(EXERCISE INSTRUCTIONS):
Report each line from the entries in which "acerca" can be found.

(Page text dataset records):
== Segment start ==

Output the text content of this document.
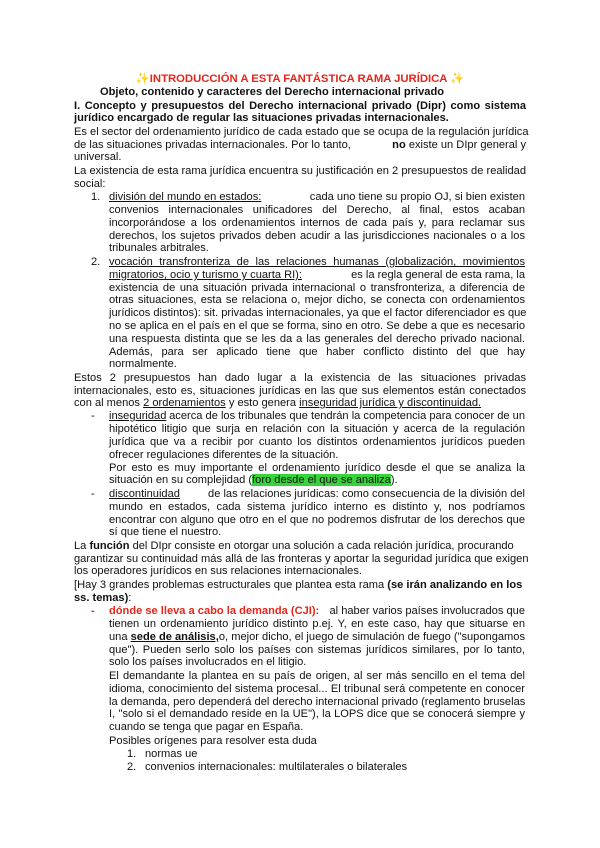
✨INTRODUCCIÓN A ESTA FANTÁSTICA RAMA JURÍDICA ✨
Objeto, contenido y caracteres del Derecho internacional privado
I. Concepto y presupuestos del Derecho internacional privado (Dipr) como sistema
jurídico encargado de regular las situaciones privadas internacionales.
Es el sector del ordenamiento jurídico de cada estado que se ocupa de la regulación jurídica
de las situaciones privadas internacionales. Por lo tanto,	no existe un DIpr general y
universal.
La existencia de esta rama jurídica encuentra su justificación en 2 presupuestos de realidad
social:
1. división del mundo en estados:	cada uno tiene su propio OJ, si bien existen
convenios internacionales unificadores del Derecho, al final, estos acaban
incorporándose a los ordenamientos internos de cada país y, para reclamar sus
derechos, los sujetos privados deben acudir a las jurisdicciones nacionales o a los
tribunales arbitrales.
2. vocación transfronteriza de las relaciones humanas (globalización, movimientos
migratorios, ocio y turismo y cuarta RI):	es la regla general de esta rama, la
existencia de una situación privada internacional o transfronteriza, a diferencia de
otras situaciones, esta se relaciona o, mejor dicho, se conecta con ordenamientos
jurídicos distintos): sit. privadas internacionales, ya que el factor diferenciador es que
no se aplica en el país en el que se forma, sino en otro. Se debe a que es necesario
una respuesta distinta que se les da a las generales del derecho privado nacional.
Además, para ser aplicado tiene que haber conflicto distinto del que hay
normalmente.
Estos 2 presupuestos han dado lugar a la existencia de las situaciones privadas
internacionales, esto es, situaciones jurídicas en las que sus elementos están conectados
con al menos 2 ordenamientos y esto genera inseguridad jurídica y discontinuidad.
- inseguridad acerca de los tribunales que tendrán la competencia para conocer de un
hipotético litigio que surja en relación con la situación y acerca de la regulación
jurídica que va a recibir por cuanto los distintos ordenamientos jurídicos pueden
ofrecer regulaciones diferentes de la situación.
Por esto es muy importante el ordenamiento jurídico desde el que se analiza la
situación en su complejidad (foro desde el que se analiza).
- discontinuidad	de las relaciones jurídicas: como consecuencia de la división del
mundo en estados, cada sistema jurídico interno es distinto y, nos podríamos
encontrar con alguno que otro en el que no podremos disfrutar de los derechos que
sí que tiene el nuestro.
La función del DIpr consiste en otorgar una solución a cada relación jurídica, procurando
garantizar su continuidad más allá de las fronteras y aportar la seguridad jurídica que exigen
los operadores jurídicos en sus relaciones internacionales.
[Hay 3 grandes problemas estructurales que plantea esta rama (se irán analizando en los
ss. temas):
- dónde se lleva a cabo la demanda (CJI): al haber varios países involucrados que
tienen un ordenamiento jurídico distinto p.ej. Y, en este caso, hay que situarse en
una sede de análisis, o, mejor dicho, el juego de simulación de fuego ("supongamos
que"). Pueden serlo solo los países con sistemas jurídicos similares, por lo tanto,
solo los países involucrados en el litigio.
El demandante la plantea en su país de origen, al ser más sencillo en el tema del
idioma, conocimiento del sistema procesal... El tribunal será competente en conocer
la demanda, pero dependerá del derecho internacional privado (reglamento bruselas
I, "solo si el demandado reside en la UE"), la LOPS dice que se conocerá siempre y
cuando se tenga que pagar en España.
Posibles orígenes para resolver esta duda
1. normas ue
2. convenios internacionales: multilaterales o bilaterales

== Segment end ==
== Segment start ==

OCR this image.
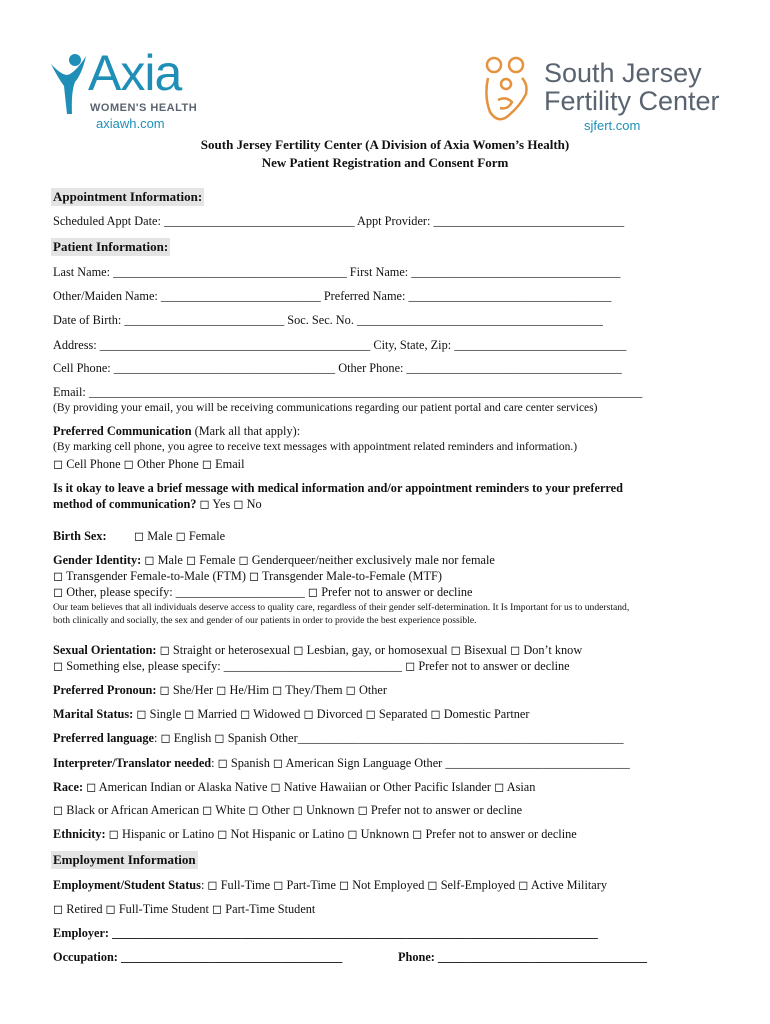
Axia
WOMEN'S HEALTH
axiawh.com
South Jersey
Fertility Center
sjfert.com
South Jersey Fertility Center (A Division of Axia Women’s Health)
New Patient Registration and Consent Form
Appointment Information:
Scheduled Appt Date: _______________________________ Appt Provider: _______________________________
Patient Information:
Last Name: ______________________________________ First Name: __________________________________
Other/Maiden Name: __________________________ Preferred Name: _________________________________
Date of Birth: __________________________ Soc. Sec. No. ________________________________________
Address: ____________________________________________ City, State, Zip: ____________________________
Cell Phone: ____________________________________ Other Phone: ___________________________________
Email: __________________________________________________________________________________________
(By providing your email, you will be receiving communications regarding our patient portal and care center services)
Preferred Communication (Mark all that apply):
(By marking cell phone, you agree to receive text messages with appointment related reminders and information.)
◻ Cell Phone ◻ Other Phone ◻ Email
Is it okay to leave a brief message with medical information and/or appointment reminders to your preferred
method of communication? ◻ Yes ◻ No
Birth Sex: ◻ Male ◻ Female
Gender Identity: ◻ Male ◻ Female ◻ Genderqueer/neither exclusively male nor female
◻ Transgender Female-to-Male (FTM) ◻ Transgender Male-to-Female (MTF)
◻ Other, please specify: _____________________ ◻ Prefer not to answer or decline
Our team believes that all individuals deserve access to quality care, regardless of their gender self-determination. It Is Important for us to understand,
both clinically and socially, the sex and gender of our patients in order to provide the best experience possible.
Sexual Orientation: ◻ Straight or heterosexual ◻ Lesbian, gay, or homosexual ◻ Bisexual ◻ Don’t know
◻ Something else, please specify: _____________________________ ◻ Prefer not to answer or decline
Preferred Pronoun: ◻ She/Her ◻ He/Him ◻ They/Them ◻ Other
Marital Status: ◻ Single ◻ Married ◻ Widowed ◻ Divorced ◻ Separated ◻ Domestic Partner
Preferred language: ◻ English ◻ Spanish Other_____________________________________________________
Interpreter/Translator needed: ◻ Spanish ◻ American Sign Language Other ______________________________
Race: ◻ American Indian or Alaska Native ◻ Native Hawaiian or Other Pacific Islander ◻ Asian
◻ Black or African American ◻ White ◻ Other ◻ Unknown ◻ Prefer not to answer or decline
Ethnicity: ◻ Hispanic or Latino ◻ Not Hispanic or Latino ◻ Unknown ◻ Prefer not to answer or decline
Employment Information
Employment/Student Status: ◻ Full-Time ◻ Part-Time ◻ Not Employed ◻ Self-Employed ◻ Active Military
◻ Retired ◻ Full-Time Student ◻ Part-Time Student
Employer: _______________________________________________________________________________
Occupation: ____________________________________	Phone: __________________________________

== Segment end ==

(EXERCISE SOLUTION):
- inseguridad acerca de los tribunales que tendrán la competencia para conocer de un
hipotético litigio que surja en relación con la situación y acerca de la regulación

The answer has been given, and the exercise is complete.